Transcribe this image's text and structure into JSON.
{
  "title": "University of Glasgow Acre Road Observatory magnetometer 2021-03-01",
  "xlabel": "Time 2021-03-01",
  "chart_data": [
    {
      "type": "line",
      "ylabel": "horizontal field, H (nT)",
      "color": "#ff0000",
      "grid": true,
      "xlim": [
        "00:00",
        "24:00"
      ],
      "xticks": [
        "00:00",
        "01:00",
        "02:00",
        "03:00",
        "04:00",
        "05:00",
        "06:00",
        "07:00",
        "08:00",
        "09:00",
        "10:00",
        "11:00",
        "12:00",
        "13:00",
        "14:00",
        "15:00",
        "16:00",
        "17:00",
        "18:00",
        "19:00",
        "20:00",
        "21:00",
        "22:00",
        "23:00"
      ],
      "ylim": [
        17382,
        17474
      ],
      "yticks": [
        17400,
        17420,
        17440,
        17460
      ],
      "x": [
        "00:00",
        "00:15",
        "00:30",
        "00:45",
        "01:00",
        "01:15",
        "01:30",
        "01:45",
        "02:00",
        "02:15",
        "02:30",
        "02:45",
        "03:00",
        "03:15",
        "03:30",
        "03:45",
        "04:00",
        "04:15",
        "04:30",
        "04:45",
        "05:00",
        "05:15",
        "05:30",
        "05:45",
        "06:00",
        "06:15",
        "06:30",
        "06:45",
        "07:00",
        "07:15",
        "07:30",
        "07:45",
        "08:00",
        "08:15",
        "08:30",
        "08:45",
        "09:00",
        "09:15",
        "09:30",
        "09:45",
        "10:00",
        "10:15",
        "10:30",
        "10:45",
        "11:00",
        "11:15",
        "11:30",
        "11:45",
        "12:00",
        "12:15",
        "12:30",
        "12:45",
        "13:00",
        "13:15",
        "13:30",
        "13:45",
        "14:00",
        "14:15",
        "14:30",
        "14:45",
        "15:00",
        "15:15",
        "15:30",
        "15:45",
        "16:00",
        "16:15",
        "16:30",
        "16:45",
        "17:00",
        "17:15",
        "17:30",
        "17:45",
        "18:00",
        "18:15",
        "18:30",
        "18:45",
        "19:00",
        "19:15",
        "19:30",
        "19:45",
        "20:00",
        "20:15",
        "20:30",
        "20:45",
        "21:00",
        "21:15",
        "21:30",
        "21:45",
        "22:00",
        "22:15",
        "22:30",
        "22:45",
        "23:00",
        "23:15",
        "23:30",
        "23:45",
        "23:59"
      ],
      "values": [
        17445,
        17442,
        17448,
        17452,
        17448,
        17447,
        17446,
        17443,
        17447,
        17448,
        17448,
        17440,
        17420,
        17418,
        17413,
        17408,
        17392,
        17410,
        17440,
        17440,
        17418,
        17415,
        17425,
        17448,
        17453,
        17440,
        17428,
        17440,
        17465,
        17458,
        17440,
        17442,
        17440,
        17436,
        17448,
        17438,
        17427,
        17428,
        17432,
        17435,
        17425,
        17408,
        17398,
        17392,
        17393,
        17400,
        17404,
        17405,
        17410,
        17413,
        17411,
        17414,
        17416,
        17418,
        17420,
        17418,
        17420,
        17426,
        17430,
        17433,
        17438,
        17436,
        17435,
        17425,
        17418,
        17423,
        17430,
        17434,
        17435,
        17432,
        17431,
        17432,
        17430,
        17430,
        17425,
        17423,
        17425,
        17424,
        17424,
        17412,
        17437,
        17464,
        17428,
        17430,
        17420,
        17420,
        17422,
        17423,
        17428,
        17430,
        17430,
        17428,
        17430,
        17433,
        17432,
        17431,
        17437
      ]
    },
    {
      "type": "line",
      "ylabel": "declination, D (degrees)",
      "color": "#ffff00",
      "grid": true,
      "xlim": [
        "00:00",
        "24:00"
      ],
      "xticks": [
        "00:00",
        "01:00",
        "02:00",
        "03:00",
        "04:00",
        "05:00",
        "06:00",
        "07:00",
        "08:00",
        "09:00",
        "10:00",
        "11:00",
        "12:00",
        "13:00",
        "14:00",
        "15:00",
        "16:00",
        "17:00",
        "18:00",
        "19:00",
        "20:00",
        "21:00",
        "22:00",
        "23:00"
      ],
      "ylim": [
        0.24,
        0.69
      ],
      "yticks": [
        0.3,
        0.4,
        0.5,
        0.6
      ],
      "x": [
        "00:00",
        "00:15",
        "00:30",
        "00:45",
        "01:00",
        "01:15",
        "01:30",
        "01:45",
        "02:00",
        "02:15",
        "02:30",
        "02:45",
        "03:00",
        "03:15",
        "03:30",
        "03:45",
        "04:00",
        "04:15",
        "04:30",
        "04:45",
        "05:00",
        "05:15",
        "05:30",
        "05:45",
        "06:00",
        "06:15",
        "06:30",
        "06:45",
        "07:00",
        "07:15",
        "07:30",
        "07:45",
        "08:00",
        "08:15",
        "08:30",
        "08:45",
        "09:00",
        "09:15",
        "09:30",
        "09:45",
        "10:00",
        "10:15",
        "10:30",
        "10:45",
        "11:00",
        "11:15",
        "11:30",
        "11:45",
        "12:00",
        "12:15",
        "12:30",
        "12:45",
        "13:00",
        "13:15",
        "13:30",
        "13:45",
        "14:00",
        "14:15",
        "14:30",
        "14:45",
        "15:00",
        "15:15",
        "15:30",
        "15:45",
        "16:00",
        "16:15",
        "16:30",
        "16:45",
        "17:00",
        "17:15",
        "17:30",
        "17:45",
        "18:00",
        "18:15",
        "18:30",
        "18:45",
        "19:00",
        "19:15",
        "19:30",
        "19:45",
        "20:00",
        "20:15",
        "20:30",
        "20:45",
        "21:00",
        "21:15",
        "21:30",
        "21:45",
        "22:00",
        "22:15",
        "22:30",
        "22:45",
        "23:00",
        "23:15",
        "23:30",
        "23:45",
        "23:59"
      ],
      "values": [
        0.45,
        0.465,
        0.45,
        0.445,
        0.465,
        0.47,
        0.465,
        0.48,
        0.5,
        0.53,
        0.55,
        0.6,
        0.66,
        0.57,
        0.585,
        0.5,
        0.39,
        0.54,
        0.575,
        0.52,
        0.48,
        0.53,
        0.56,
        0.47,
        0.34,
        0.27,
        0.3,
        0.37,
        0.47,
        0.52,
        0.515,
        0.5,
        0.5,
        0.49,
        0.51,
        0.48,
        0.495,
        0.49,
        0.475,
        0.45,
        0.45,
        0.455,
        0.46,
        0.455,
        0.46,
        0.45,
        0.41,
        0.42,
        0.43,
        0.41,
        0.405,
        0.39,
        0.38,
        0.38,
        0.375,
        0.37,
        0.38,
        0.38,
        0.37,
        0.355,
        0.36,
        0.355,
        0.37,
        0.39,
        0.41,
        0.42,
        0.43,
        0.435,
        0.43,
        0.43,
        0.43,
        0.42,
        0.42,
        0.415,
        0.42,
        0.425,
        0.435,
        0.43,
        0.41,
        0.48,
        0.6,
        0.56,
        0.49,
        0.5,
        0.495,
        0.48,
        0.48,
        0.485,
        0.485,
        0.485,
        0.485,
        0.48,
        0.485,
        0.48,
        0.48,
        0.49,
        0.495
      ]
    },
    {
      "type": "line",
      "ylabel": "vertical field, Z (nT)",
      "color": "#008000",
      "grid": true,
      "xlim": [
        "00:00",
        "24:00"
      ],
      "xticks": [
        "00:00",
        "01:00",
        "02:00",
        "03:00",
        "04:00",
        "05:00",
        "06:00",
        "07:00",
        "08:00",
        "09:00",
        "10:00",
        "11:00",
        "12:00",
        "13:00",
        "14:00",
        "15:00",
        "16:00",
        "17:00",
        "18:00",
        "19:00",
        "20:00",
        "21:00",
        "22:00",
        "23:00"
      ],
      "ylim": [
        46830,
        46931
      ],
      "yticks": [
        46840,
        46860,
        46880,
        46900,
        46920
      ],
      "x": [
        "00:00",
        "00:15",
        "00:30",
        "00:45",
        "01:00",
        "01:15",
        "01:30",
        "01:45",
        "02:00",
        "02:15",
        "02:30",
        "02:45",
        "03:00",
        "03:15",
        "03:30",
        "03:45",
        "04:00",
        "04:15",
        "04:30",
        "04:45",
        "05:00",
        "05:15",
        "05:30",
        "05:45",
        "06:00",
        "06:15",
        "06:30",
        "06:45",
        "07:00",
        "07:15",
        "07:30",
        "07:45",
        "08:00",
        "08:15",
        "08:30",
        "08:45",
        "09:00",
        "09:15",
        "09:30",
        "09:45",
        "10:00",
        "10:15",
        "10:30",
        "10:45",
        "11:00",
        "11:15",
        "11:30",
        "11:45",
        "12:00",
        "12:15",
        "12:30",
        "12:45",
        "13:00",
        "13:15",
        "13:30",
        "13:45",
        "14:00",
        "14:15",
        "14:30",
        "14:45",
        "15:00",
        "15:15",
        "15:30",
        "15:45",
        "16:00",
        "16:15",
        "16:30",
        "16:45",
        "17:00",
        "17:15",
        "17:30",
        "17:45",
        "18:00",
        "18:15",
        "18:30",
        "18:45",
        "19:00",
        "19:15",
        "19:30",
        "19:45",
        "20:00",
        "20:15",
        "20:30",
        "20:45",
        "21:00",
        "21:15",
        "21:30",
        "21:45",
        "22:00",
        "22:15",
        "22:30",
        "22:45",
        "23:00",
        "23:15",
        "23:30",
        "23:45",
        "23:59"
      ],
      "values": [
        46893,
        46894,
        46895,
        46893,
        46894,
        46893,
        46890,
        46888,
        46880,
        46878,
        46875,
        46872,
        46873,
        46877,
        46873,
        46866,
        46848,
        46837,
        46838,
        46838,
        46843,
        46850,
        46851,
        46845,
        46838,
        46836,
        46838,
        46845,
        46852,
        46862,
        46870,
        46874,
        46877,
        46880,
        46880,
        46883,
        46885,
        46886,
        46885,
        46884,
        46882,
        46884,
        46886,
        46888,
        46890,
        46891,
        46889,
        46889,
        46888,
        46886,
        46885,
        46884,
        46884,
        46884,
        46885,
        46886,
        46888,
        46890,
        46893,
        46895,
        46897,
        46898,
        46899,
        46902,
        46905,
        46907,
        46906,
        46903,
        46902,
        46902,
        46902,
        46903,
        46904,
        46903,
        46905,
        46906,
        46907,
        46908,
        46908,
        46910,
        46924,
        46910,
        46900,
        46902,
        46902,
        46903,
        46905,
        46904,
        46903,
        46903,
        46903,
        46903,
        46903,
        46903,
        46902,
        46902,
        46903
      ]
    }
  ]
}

* EXERCISE *
Look through the entries above and count each line holding "ylabel"; report the count alone.

* SOLUTION *
3